Extracted records:
— Begin —

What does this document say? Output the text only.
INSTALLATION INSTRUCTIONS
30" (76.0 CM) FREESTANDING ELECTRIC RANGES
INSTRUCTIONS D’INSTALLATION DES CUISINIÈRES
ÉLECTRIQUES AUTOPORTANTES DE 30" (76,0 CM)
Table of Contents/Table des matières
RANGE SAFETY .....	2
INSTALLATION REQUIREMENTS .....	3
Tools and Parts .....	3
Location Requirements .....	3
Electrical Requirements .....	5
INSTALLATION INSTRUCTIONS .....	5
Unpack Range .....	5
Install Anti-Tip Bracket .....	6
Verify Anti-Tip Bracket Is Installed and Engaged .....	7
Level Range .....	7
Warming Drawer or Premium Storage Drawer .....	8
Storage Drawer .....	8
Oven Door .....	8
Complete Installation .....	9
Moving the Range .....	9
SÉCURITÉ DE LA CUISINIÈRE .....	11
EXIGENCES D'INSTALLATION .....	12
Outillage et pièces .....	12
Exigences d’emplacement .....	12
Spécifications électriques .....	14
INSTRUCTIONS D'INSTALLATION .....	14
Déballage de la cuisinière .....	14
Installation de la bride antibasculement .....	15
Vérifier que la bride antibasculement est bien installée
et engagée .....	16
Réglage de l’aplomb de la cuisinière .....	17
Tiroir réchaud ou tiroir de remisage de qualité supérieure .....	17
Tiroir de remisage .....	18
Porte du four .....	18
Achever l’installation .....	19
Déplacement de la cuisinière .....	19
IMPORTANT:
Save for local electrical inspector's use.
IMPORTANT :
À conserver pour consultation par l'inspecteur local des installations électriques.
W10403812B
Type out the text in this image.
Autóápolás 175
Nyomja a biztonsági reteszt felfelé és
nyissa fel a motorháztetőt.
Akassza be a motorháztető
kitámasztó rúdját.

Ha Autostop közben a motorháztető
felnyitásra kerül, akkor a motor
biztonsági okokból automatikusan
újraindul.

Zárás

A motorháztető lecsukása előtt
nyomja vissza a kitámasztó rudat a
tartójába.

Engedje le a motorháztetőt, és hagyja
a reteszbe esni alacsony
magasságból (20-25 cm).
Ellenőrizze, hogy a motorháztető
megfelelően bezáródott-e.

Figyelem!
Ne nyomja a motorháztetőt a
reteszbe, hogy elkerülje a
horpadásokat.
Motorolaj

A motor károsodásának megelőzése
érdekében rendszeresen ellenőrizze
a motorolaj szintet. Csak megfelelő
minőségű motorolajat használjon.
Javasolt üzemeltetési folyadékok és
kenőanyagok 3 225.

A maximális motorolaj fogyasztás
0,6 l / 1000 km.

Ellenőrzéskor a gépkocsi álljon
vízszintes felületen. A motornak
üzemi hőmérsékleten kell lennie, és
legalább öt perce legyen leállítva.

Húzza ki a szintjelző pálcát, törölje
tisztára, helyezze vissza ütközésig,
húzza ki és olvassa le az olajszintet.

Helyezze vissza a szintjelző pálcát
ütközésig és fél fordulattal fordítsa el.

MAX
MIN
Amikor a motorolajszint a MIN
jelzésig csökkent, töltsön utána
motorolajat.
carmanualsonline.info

— End —

### Given instruction
Every line above that contains the word "Storage" should be reported.

### Exercise answer
Warming Drawer or Premium Storage Drawer .....	8
Storage Drawer .....	8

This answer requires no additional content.